:: Entries provided ::

╭──

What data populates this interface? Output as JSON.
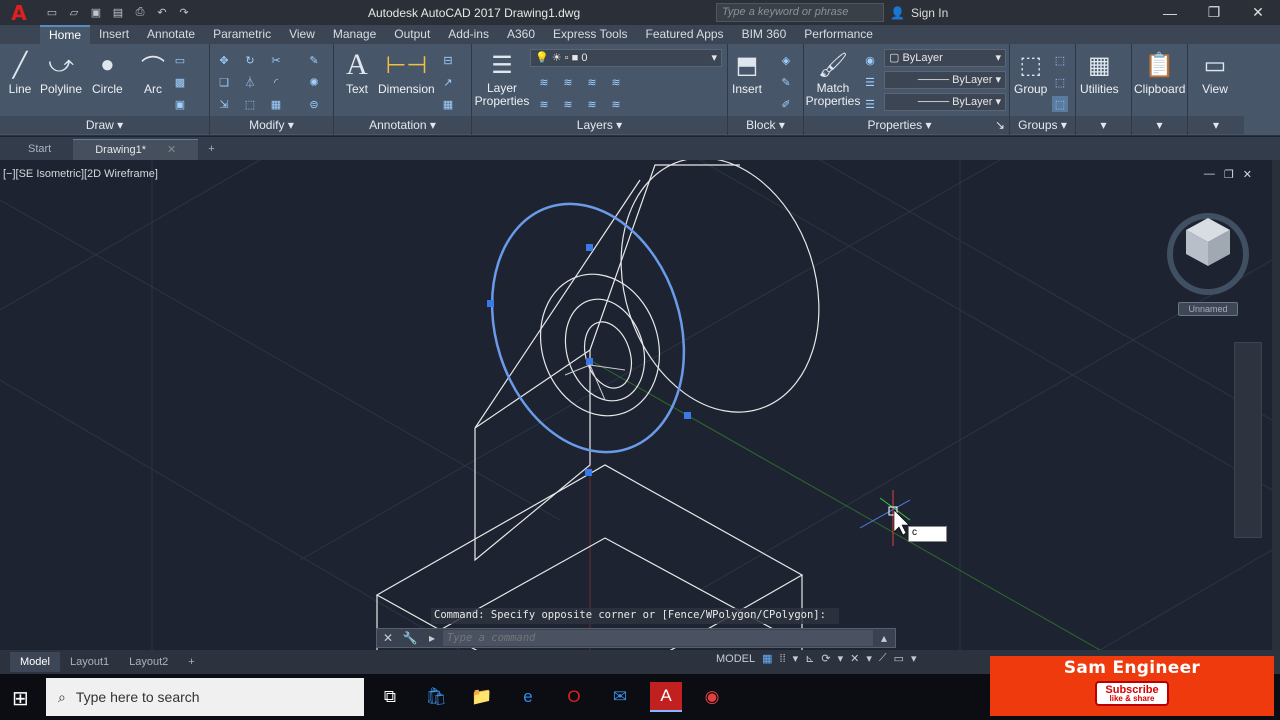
{
  "window": {
    "title": "Autodesk AutoCAD 2017    Drawing1.dwg",
    "search_placeholder": "Type a keyword or phrase",
    "signin": "Sign In"
  },
  "ribbon_tabs": [
    "Home",
    "Insert",
    "Annotate",
    "Parametric",
    "View",
    "Manage",
    "Output",
    "Add-ins",
    "A360",
    "Express Tools",
    "Featured Apps",
    "BIM 360",
    "Performance"
  ],
  "draw": {
    "line": "Line",
    "polyline": "Polyline",
    "circle": "Circle",
    "arc": "Arc",
    "title": "Draw"
  },
  "modify": {
    "title": "Modify"
  },
  "annotation": {
    "text": "Text",
    "dimension": "Dimension",
    "title": "Annotation"
  },
  "layers": {
    "layer_properties": "Layer Properties",
    "current_layer": "0",
    "title": "Layers"
  },
  "block": {
    "insert": "Insert",
    "title": "Block"
  },
  "properties": {
    "match": "Match Properties",
    "color": "ByLayer",
    "linetype": "ByLayer",
    "lineweight": "ByLayer",
    "title": "Properties"
  },
  "groups": {
    "group": "Group",
    "title": "Groups"
  },
  "utilities": {
    "label": "Utilities"
  },
  "clipboard": {
    "label": "Clipboard"
  },
  "view": {
    "label": "View"
  },
  "file_tabs": [
    "Start",
    "Drawing1*"
  ],
  "viewport": {
    "label": "[−][SE Isometric][2D Wireframe]",
    "viewcube_label": "Unnamed",
    "cursor_input": "c"
  },
  "command": {
    "history": "Command: Specify opposite corner or [Fence/WPolygon/CPolygon]:",
    "placeholder": "Type a command"
  },
  "layout_tabs": [
    "Model",
    "Layout1",
    "Layout2"
  ],
  "status": {
    "model": "MODEL"
  },
  "taskbar": {
    "search": "Type here to search"
  },
  "banner": {
    "name": "Sam Engineer",
    "subscribe": "Subscribe",
    "subline": "like & share"
  }
}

╰──

:: Your goal ::
Any pictures should be dropped; transcribe the rest of the records above exactly.

:: Output for this task ::
What data populates this interface? Output as JSON.
{
  "window": {
    "title": "Autodesk AutoCAD 2017    Drawing1.dwg",
    "search_placeholder": "Type a keyword or phrase",
    "signin": "Sign In"
  },
  "ribbon_tabs": [
    "Home",
    "Insert",
    "Annotate",
    "Parametric",
    "View",
    "Manage",
    "Output",
    "Add-ins",
    "A360",
    "Express Tools",
    "Featured Apps",
    "BIM 360",
    "Performance"
  ],
  "draw": {
    "line": "Line",
    "polyline": "Polyline",
    "circle": "Circle",
    "arc": "Arc",
    "title": "Draw"
  },
  "modify": {
    "title": "Modify"
  },
  "annotation": {
    "text": "Text",
    "dimension": "Dimension",
    "title": "Annotation"
  },
  "layers": {
    "layer_properties": "Layer Properties",
    "current_layer": "0",
    "title": "Layers"
  },
  "block": {
    "insert": "Insert",
    "title": "Block"
  },
  "properties": {
    "match": "Match Properties",
    "color": "ByLayer",
    "linetype": "ByLayer",
    "lineweight": "ByLayer",
    "title": "Properties"
  },
  "groups": {
    "group": "Group",
    "title": "Groups"
  },
  "utilities": {
    "label": "Utilities"
  },
  "clipboard": {
    "label": "Clipboard"
  },
  "view": {
    "label": "View"
  },
  "file_tabs": [
    "Start",
    "Drawing1*"
  ],
  "viewport": {
    "label": "[−][SE Isometric][2D Wireframe]",
    "viewcube_label": "Unnamed",
    "cursor_input": "c"
  },
  "command": {
    "history": "Command: Specify opposite corner or [Fence/WPolygon/CPolygon]:",
    "placeholder": "Type a command"
  },
  "layout_tabs": [
    "Model",
    "Layout1",
    "Layout2"
  ],
  "status": {
    "model": "MODEL"
  },
  "taskbar": {
    "search": "Type here to search"
  },
  "banner": {
    "name": "Sam Engineer",
    "subscribe": "Subscribe",
    "subline": "like & share"
  }
}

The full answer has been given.